*Stated exercise*
Omit every picture and output the rest of the records exactly as they are.

*Task data*
- - - -

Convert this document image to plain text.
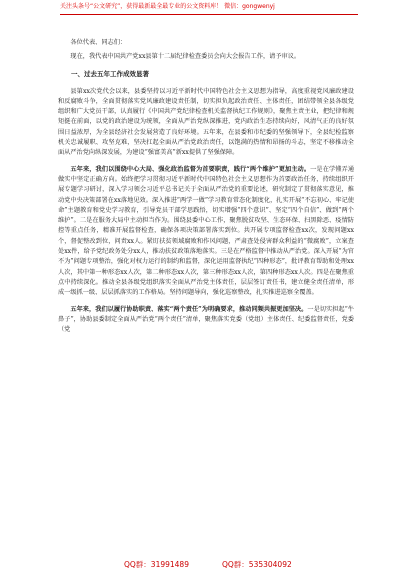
关注头条号“公文研究”，获得最新最全最专业的公文资料库！ 微信：gongwenyj

各位代表、同志们：

现在，我代表中国共产党xx县第十二届纪律检查委员会向大会报告工作，请予审议。

一、过去五年工作成效显著

县第xx次党代会以来，县委坚持以习近平新时代中国特色社会主义思想为指导，高度重视党风廉政建设和反腐败斗争，全面贯彻落实党风廉政建设责任制，切实担负起政治责任、主体责任，团结带领全县各级党组织和广大党员干部，认真履行《中国共产党纪律检查机关监督执纪工作规则》，聚焦主责主业，把纪律和规矩挺在前面，以党的政治建设为统领，全面从严治党纵深推进，党内政治生态持续向好，风清气正的良好氛围日益浓厚，为全县经济社会发展营造了良好环境。五年来，在县委和市纪委的坚强领导下，全县纪检监察机关忠诚履职、攻坚克难，坚决扛起全面从严治党政治责任，以饱满的热情和昂扬的斗志，坚定不移推动全面从严治党向纵深发展，为建设“强富美高”新xx提供了坚强保障。

五年来，我们以围绕中心大局、强化政治监督为首要职责，践行“两个维护”更加主动。一是在学懂弄通做实中坚定正确方向。始终把学习贯彻习近平新时代中国特色社会主义思想作为首要政治任务，持续组织开展专题学习研讨，深入学习领会习近平总书记关于全面从严治党的重要论述，研究制定了贯彻落实意见，推动党中央决策部署在xx落地见效。深入推进“两学一做”学习教育常态化制度化，扎实开展“不忘初心、牢记使命”主题教育和党史学习教育，引导党员干部学思践悟，切实增强“四个意识”、坚定“四个自信”、做到“两个维护”。二是在服务大局中主动担当作为。围绕县委中心工作，聚焦脱贫攻坚、生态环保、扫黑除恶、疫情防控等重点任务，精准开展监督检查，确保各项决策部署落实到位。共开展专项监督检查xx次，发现问题xx个，督促整改到位，问责xx人。紧盯扶贫领域腐败和作风问题，严肃查处侵害群众利益的“微腐败”，立案查处xx件，给予党纪政务处分xx人，推动扶贫政策落地落实。三是在严格监督中推动从严治党。深入开展“为官不为”问题专项整治，强化对权力运行的制约和监督，深化运用监督执纪“四种形态”，批评教育帮助和处理xx人次，其中第一种形态xx人次，第二种形态xx人次，第三种形态xx人次，第四种形态xx人次。四是在聚焦重点中持续深化。推动全县各级党组织落实全面从严治党主体责任，层层签订责任书，建立健全责任清单，形成一级抓一级、层层抓落实的工作格局。坚持问题导向，强化巡察整改，扎实推进巡察全覆盖。

五年来，我们以履行协助职责、落实“两个责任”为明确要求，推动同频共振更加坚决。一是切实担起“牛鼻子”，协助县委制定全面从严治党“两个责任”清单，聚焦落实党委（党组）主体责任、纪委监督责任，党委（党

QQ群：31991489	QQ群：535304092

- - - -

*Problem solution*
Convert this document image to plain text.
关注头条号“公文研究”，获得最新最全最专业的公文资料库！ 微信：gongwenyj

各位代表、同志们：

现在，我代表中国共产党xx县第十二届纪律检查委员会向大会报告工作，请予审议。

一、过去五年工作成效显著

县第xx次党代会以来，县委坚持以习近平新时代中国特色社会主义思想为指导，高度重视党风廉政建设和反腐败斗争，全面贯彻落实党风廉政建设责任制，切实担负起政治责任、主体责任，团结带领全县各级党组织和广大党员干部，认真履行《中国共产党纪律检查机关监督执纪工作规则》，聚焦主责主业，把纪律和规矩挺在前面，以党的政治建设为统领，全面从严治党纵深推进，党内政治生态持续向好，风清气正的良好氛围日益浓厚，为全县经济社会发展营造了良好环境。五年来，在县委和市纪委的坚强领导下，全县纪检监察机关忠诚履职、攻坚克难，坚决扛起全面从严治党政治责任，以饱满的热情和昂扬的斗志，坚定不移推动全面从严治党向纵深发展，为建设“强富美高”新xx提供了坚强保障。

五年来，我们以围绕中心大局、强化政治监督为首要职责，践行“两个维护”更加主动。一是在学懂弄通做实中坚定正确方向。始终把学习贯彻习近平新时代中国特色社会主义思想作为首要政治任务，持续组织开展专题学习研讨，深入学习领会习近平总书记关于全面从严治党的重要论述，研究制定了贯彻落实意见，推动党中央决策部署在xx落地见效。深入推进“两学一做”学习教育常态化制度化，扎实开展“不忘初心、牢记使命”主题教育和党史学习教育，引导党员干部学思践悟，切实增强“四个意识”、坚定“四个自信”、做到“两个维护”。二是在服务大局中主动担当作为。围绕县委中心工作，聚焦脱贫攻坚、生态环保、扫黑除恶、疫情防控等重点任务，精准开展监督检查，确保各项决策部署落实到位。共开展专项监督检查xx次，发现问题xx个，督促整改到位，问责xx人。紧盯扶贫领域腐败和作风问题，严肃查处侵害群众利益的“微腐败”，立案查处xx件，给予党纪政务处分xx人，推动扶贫政策落地落实。三是在严格监督中推动从严治党。深入开展“为官不为”问题专项整治，强化对权力运行的制约和监督，深化运用监督执纪“四种形态”，批评教育帮助和处理xx人次，其中第一种形态xx人次，第二种形态xx人次，第三种形态xx人次，第四种形态xx人次。四是在聚焦重点中持续深化。推动全县各级党组织落实全面从严治党主体责任，层层签订责任书，建立健全责任清单，形成一级抓一级、层层抓落实的工作格局。坚持问题导向，强化巡察整改，扎实推进巡察全覆盖。

五年来，我们以履行协助职责、落实“两个责任”为明确要求，推动同频共振更加坚决。一是切实担起“牛鼻子”，协助县委制定全面从严治党“两个责任”清单，聚焦落实党委（党组）主体责任、纪委监督责任，党委（党

QQ群：31991489	QQ群：535304092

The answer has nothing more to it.